AIM OF THE TASK: In the entries that follow, find the word "Technical" and report each line it is on.

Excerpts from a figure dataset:
START

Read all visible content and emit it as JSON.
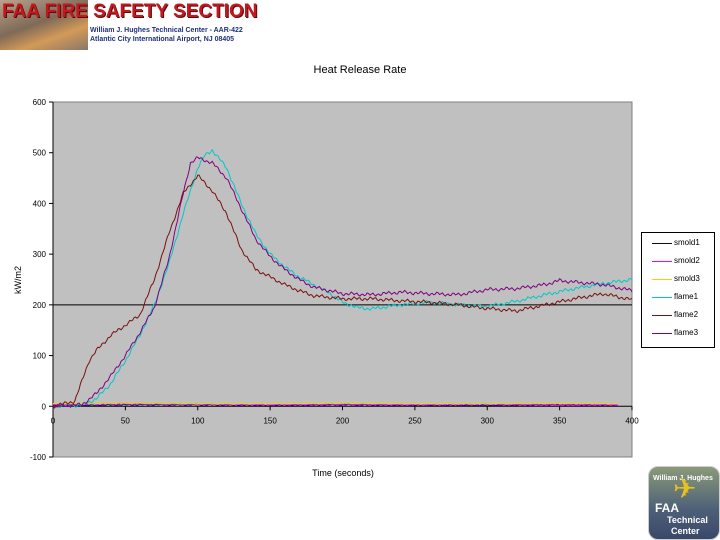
{
  "header": {
    "title": "FAA FIRE SAFETY SECTION",
    "line1": "William J. Hughes Technical Center - AAR-422",
    "line2": "Atlantic City International Airport, NJ 08405"
  },
  "badge": {
    "top_text": "William J. Hughes",
    "faa": "FAA",
    "technical": "Technical",
    "center": "Center"
  },
  "chart_data": {
    "type": "line",
    "title": "Heat Release Rate",
    "xlabel": "Time (seconds)",
    "ylabel": "kW/m2",
    "xlim": [
      0,
      400
    ],
    "ylim": [
      -100,
      600
    ],
    "xticks": [
      0,
      50,
      100,
      150,
      200,
      250,
      300,
      350,
      400
    ],
    "yticks": [
      -100,
      0,
      100,
      200,
      300,
      400,
      500,
      600
    ],
    "grid": false,
    "plot_background": "#c0c0c0",
    "legend_position": "right",
    "series": [
      {
        "name": "smold1",
        "color": "#000080",
        "x": [
          0,
          20,
          50,
          100,
          150,
          200,
          250,
          300,
          350,
          390
        ],
        "y": [
          2,
          2,
          3,
          3,
          2,
          3,
          2,
          2,
          3,
          2
        ]
      },
      {
        "name": "smold2",
        "color": "#ff00ff",
        "x": [
          0,
          20,
          50,
          100,
          150,
          200,
          250,
          300,
          350,
          390
        ],
        "y": [
          3,
          4,
          5,
          4,
          3,
          4,
          3,
          4,
          3,
          3
        ]
      },
      {
        "name": "smold3",
        "color": "#e8d800",
        "x": [
          0,
          20,
          50,
          100,
          150,
          200,
          250,
          300,
          350,
          390
        ],
        "y": [
          5,
          5,
          6,
          5,
          5,
          6,
          5,
          5,
          6,
          5
        ]
      },
      {
        "name": "flame1",
        "color": "#00c8c8",
        "x": [
          0,
          20,
          30,
          40,
          50,
          60,
          70,
          80,
          90,
          100,
          105,
          110,
          120,
          130,
          140,
          150,
          160,
          170,
          180,
          190,
          200,
          210,
          220,
          240,
          260,
          280,
          300,
          320,
          340,
          360,
          380,
          400
        ],
        "y": [
          0,
          2,
          15,
          45,
          90,
          140,
          200,
          280,
          380,
          470,
          495,
          505,
          470,
          400,
          340,
          300,
          275,
          255,
          240,
          225,
          205,
          195,
          192,
          200,
          205,
          200,
          197,
          207,
          220,
          232,
          242,
          250
        ]
      },
      {
        "name": "flame2",
        "color": "#7a1010",
        "x": [
          0,
          15,
          20,
          25,
          30,
          40,
          50,
          60,
          70,
          80,
          90,
          100,
          105,
          110,
          120,
          130,
          140,
          150,
          160,
          170,
          180,
          200,
          220,
          240,
          260,
          280,
          300,
          320,
          340,
          360,
          380,
          400
        ],
        "y": [
          0,
          10,
          50,
          90,
          110,
          140,
          160,
          180,
          250,
          340,
          420,
          455,
          440,
          425,
          380,
          310,
          270,
          255,
          240,
          228,
          218,
          212,
          212,
          208,
          205,
          200,
          193,
          188,
          200,
          212,
          222,
          210
        ]
      },
      {
        "name": "flame3",
        "color": "#800080",
        "x": [
          0,
          20,
          30,
          40,
          50,
          60,
          70,
          80,
          90,
          95,
          100,
          110,
          120,
          130,
          140,
          150,
          160,
          170,
          180,
          200,
          220,
          240,
          260,
          280,
          300,
          320,
          340,
          350,
          360,
          380,
          400
        ],
        "y": [
          0,
          3,
          25,
          60,
          100,
          145,
          195,
          290,
          420,
          480,
          490,
          480,
          450,
          390,
          330,
          295,
          270,
          250,
          235,
          222,
          220,
          225,
          222,
          220,
          230,
          232,
          240,
          248,
          245,
          240,
          228
        ]
      }
    ]
  }
}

END

RESULT:
    "line1": "William J. Hughes Technical Center - AAR-422",
    "technical": "Technical",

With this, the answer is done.